YOUR GOAL =
Scan the data. Collect each line that contains the word "name".

>> Begin TASK MATERIAL

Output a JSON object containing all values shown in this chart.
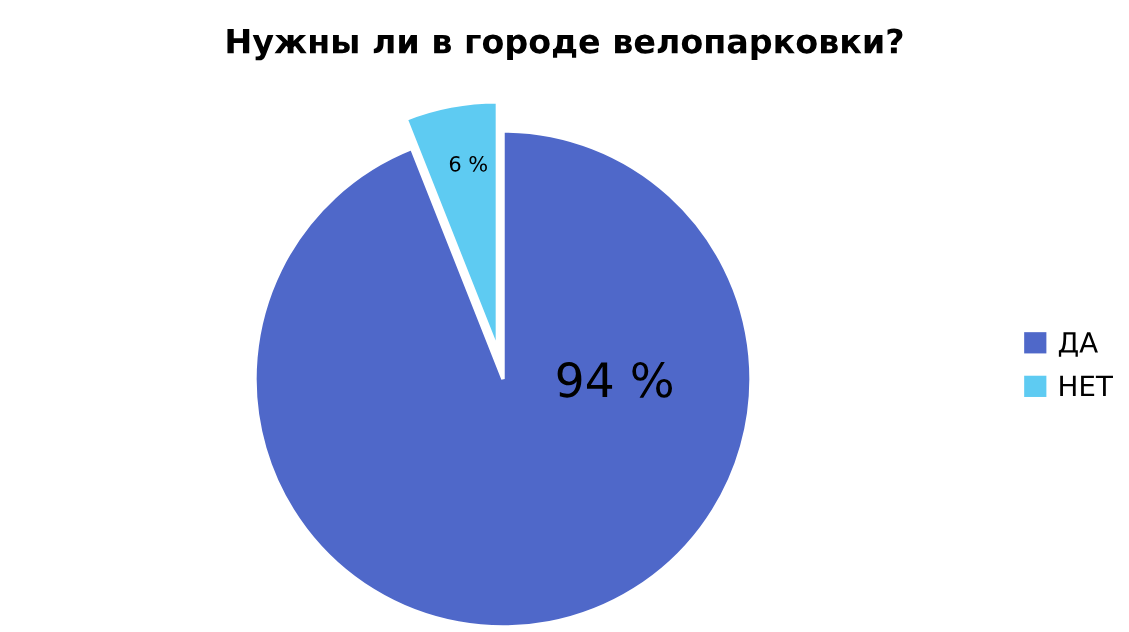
{
  "chart_data": {
    "type": "pie",
    "title": "Нужны ли в городе велопарковки?",
    "categories": [
      "ДА",
      "НЕТ"
    ],
    "values": [
      94,
      6
    ],
    "colors": [
      "#4f68c9",
      "#5ecbf2"
    ],
    "value_labels": [
      "94 %",
      "6 %"
    ],
    "legend": "right"
  }
}
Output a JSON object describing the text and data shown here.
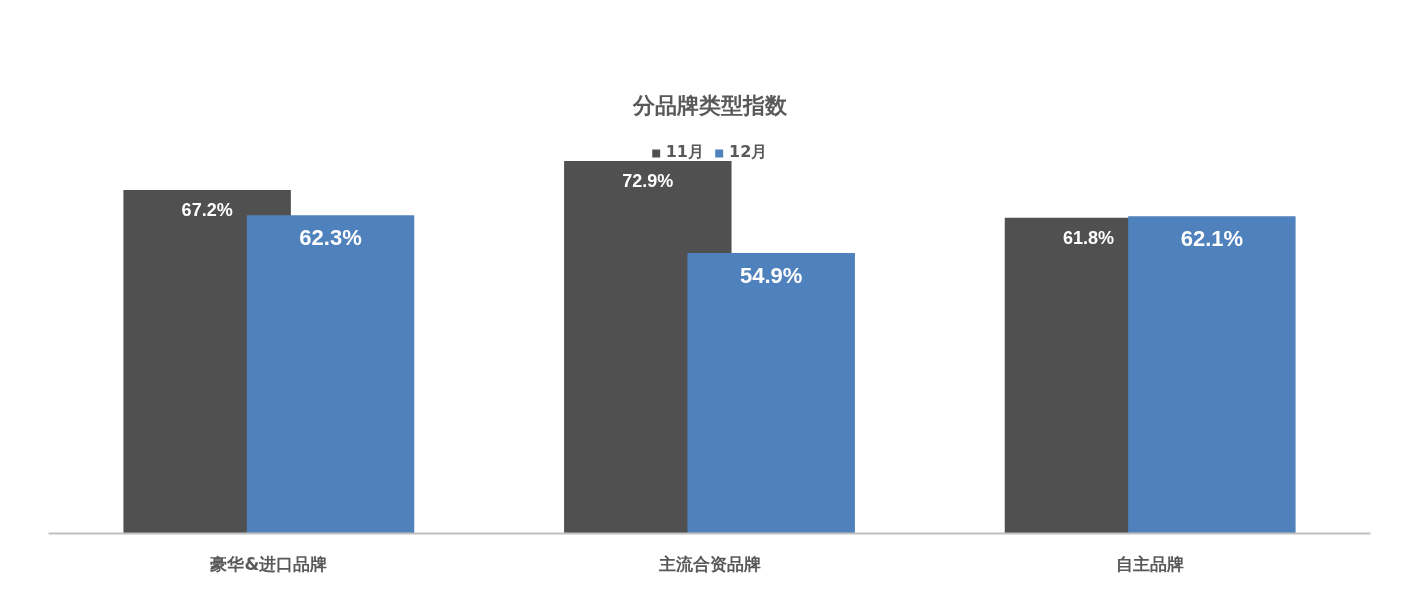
{
  "chart_data": {
    "type": "bar",
    "title": "分品牌类型指数",
    "categories": [
      "豪华&进口品牌",
      "主流合资品牌",
      "自主品牌"
    ],
    "series": [
      {
        "name": "11月",
        "color": "#505050",
        "values": [
          67.2,
          72.9,
          61.8
        ],
        "value_labels": [
          "67.2%",
          "72.9%",
          "61.8%"
        ]
      },
      {
        "name": "12月",
        "color": "#4f81bd",
        "values": [
          62.3,
          54.9,
          62.1
        ],
        "value_labels": [
          "62.3%",
          "54.9%",
          "62.1%"
        ]
      }
    ],
    "legend": "top",
    "tick_labels": "x"
  }
}
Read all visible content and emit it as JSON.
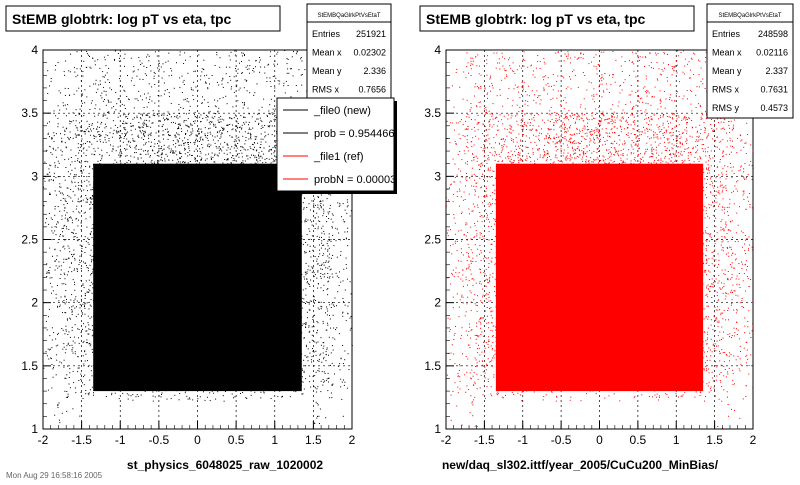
{
  "chart_data": [
    {
      "type": "scatter",
      "title": "StEMB globtrk: log pT vs eta, tpc",
      "xlabel": "st_physics_6048025_raw_1020002",
      "ylabel": "",
      "xlim": [
        -2,
        2
      ],
      "ylim": [
        1,
        4
      ],
      "x_ticks": [
        "-2",
        "-1.5",
        "-1",
        "-0.5",
        "0",
        "0.5",
        "1",
        "1.5",
        "2"
      ],
      "y_ticks": [
        "1",
        "1.5",
        "2",
        "2.5",
        "3",
        "3.5",
        "4"
      ],
      "grid": true,
      "color": "#000000",
      "stats": {
        "header": "StEMBQaGlrkPtVsEtaT",
        "rows": [
          {
            "label": "Entries",
            "value": "251921"
          },
          {
            "label": "Mean x",
            "value": "0.02302"
          },
          {
            "label": "Mean y",
            "value": "2.336"
          },
          {
            "label": "RMS x",
            "value": "0.7656"
          }
        ]
      },
      "legend": {
        "placement": "top-right",
        "entries": [
          {
            "label": "_file0 (new)",
            "color": "#000000"
          },
          {
            "label": "prob = 0.954466",
            "color": "#000000"
          },
          {
            "label": "_file1 (ref)",
            "color": "#ff0000"
          },
          {
            "label": "probN = 0.00003",
            "color": "#ff0000"
          }
        ]
      },
      "density_core": {
        "x_range": [
          -1.35,
          1.35
        ],
        "y_range": [
          1.3,
          3.1
        ]
      }
    },
    {
      "type": "scatter",
      "title": "StEMB globtrk: log pT vs eta, tpc",
      "xlabel": "new/daq_sl302.ittf/year_2005/CuCu200_MinBias/",
      "ylabel": "",
      "xlim": [
        -2,
        2
      ],
      "ylim": [
        1,
        4
      ],
      "x_ticks": [
        "-2",
        "-1.5",
        "-1",
        "-0.5",
        "0",
        "0.5",
        "1",
        "1.5",
        "2"
      ],
      "y_ticks": [
        "1",
        "1.5",
        "2",
        "2.5",
        "3",
        "3.5",
        "4"
      ],
      "grid": true,
      "color": "#ff0000",
      "stats": {
        "header": "StEMBQaGlrkPtVsEtaT",
        "rows": [
          {
            "label": "Entries",
            "value": "248598"
          },
          {
            "label": "Mean x",
            "value": "0.02116"
          },
          {
            "label": "Mean y",
            "value": "2.337"
          },
          {
            "label": "RMS x",
            "value": "0.7631"
          },
          {
            "label": "RMS y",
            "value": "0.4573"
          }
        ]
      },
      "density_core": {
        "x_range": [
          -1.35,
          1.35
        ],
        "y_range": [
          1.3,
          3.1
        ]
      }
    }
  ],
  "footer": {
    "date_text": "Mon Aug 29 16:58:16 2005"
  }
}
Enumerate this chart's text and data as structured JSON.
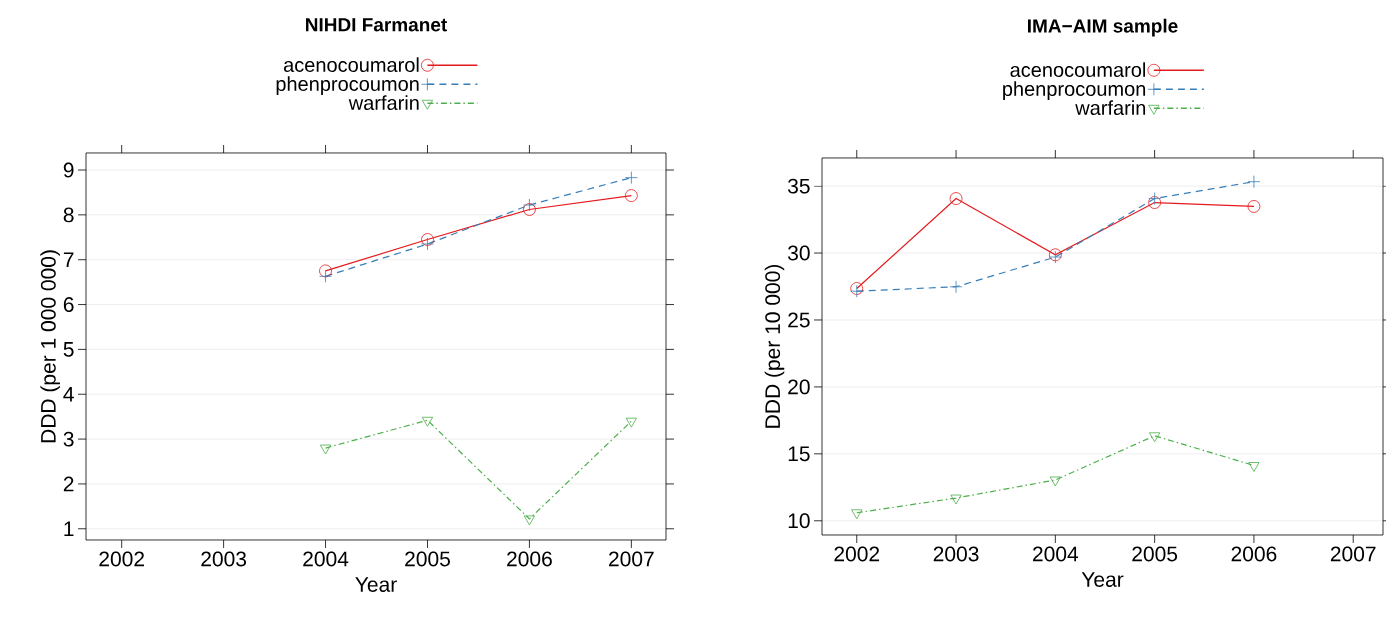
{
  "chart_data": [
    {
      "type": "line",
      "title": "NIHDI Farmanet",
      "xlabel": "Year",
      "ylabel": "DDD (per 1 000 000)",
      "x": [
        2004,
        2005,
        2006,
        2007
      ],
      "series": [
        {
          "name": "acenocoumarol",
          "color": "#e41a1c",
          "marker": "circle",
          "line_style": "solid",
          "values": [
            6.75,
            7.45,
            8.12,
            8.43
          ]
        },
        {
          "name": "phenprocoumon",
          "color": "#377eb8",
          "marker": "cross",
          "line_style": "dashed",
          "values": [
            6.63,
            7.35,
            8.22,
            8.83
          ]
        },
        {
          "name": "warfarin",
          "color": "#4daf4a",
          "marker": "triangle",
          "line_style": "dashdot",
          "values": [
            2.8,
            3.42,
            1.22,
            3.4
          ]
        }
      ],
      "xlim": [
        2001.65,
        2007.34
      ],
      "ylim": [
        0.75,
        9.38
      ],
      "xticks": [
        2002,
        2003,
        2004,
        2005,
        2006,
        2007
      ],
      "yticks": [
        1,
        2,
        3,
        4,
        5,
        6,
        7,
        8,
        9
      ],
      "grid": "y",
      "legend": "top"
    },
    {
      "type": "line",
      "title": "IMA−AIM sample",
      "xlabel": "Year",
      "ylabel": "DDD (per 10 000)",
      "x": [
        2002,
        2003,
        2004,
        2005,
        2006
      ],
      "series": [
        {
          "name": "acenocoumarol",
          "color": "#e41a1c",
          "marker": "circle",
          "line_style": "solid",
          "values": [
            27.35,
            34.07,
            29.87,
            33.77,
            33.48
          ]
        },
        {
          "name": "phenprocoumon",
          "color": "#377eb8",
          "marker": "cross",
          "line_style": "dashed",
          "values": [
            27.15,
            27.48,
            29.7,
            34.07,
            35.33
          ]
        },
        {
          "name": "warfarin",
          "color": "#4daf4a",
          "marker": "triangle",
          "line_style": "dashdot",
          "values": [
            10.6,
            11.7,
            13.05,
            16.35,
            14.13
          ]
        }
      ],
      "xlim": [
        2001.65,
        2007.3
      ],
      "ylim": [
        8.94,
        37.1
      ],
      "xticks": [
        2002,
        2003,
        2004,
        2005,
        2006,
        2007
      ],
      "yticks": [
        10,
        15,
        20,
        25,
        30,
        35
      ],
      "grid": "y",
      "legend": "top"
    }
  ]
}
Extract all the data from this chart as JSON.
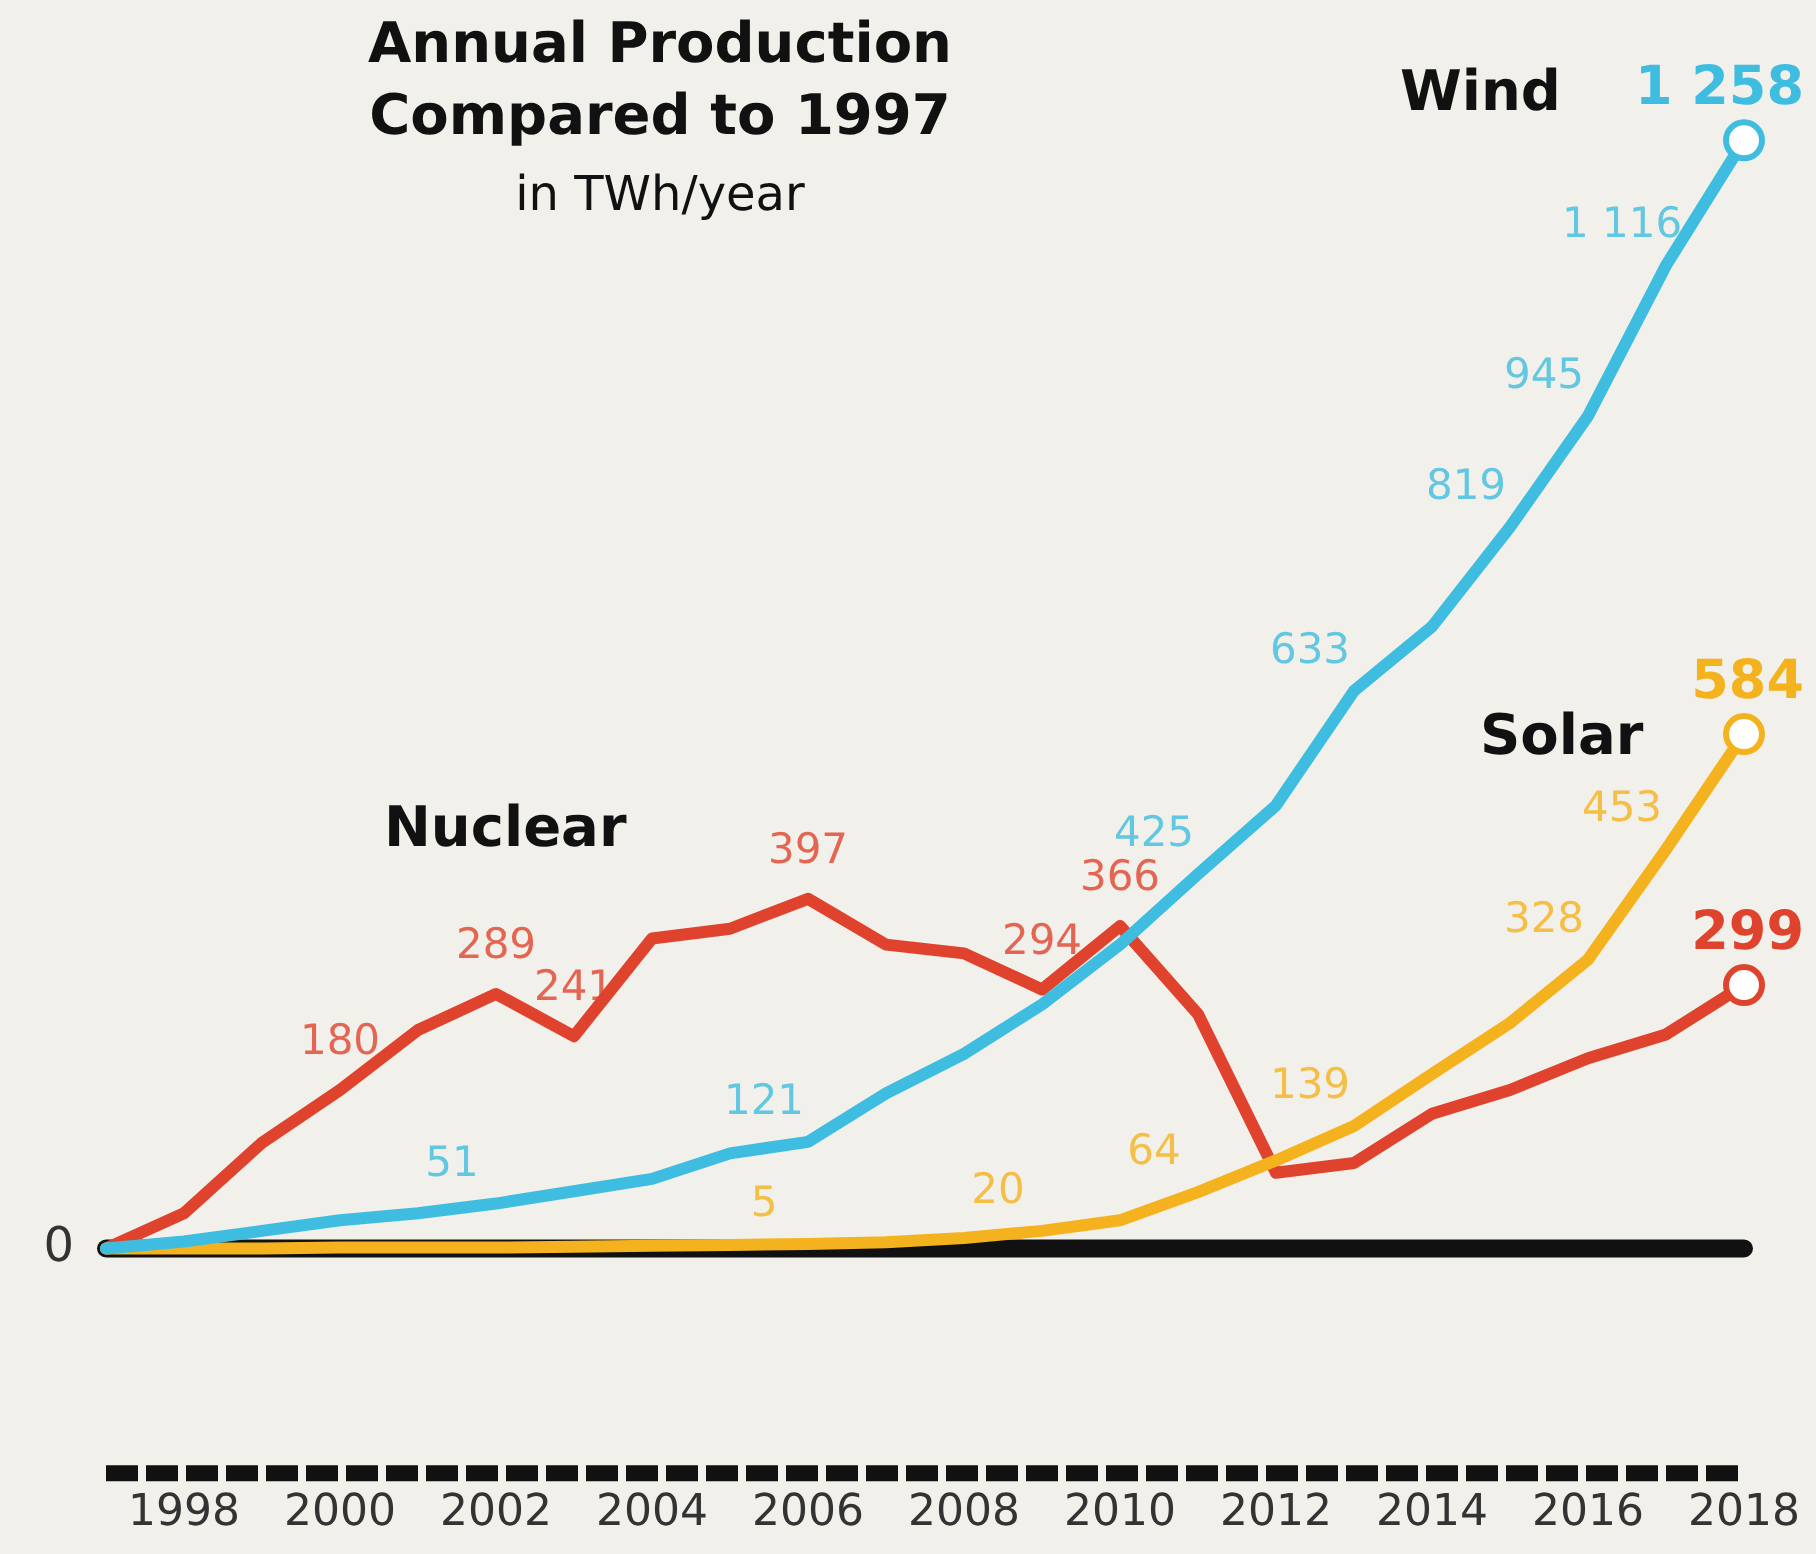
{
  "chart_data": {
    "type": "line",
    "title": "Annual Production\nCompared to 1997",
    "subtitle": "in TWh/year",
    "x": [
      1997,
      1998,
      1999,
      2000,
      2001,
      2002,
      2003,
      2004,
      2005,
      2006,
      2007,
      2008,
      2009,
      2010,
      2011,
      2012,
      2013,
      2014,
      2015,
      2016,
      2017,
      2018
    ],
    "xlim": [
      1997,
      2018
    ],
    "xticks": [
      1998,
      2000,
      2002,
      2004,
      2006,
      2008,
      2010,
      2012,
      2014,
      2016,
      2018
    ],
    "grid": false,
    "legend": false,
    "annotations": [
      {
        "text": "0",
        "x": 1997,
        "y": 0
      }
    ],
    "ref_lines": [
      {
        "axis": "y",
        "value": 0,
        "color": "#111111"
      }
    ],
    "series": [
      {
        "name": "Wind",
        "color": "#3fbde0",
        "values": [
          0,
          8,
          20,
          32,
          40,
          51,
          65,
          79,
          108,
          121,
          176,
          221,
          277,
          345,
          425,
          503,
          633,
          706,
          819,
          945,
          1116,
          1258
        ],
        "value_labels": [
          null,
          null,
          null,
          null,
          null,
          "51",
          null,
          null,
          null,
          "121",
          null,
          null,
          null,
          null,
          "425",
          null,
          "633",
          null,
          "819",
          "945",
          "1 116",
          "1 258"
        ]
      },
      {
        "name": "Solar",
        "color": "#f5b21f",
        "values": [
          0,
          0,
          0,
          1,
          1,
          1,
          2,
          3,
          4,
          5,
          7,
          12,
          20,
          32,
          64,
          100,
          139,
          198,
          256,
          328,
          453,
          584
        ],
        "value_labels": [
          null,
          null,
          null,
          null,
          null,
          null,
          null,
          null,
          null,
          "5",
          null,
          null,
          "20",
          null,
          "64",
          null,
          "139",
          null,
          null,
          "328",
          "453",
          "584"
        ]
      },
      {
        "name": "Nuclear",
        "color": "#e0432d",
        "values": [
          0,
          40,
          120,
          180,
          248,
          289,
          241,
          352,
          363,
          397,
          345,
          335,
          294,
          366,
          266,
          86,
          97,
          153,
          180,
          216,
          243,
          299
        ],
        "value_labels": [
          null,
          null,
          null,
          "180",
          null,
          "289",
          "241",
          null,
          null,
          "397",
          null,
          null,
          "294",
          "366",
          null,
          null,
          null,
          null,
          null,
          null,
          null,
          "299"
        ]
      }
    ]
  }
}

>> End TASK MATERIAL

FULL OUTPUT =
        "name": "11月",
        "name": "12月",
          "name": "acenocoumarol",
          "name": "phenprocoumon",
          "name": "warfarin",
          "name": "acenocoumarol",
          "name": "phenprocoumon",
          "name": "warfarin",
        "name": "Wind",
        "name": "Solar",
        "name": "Nuclear",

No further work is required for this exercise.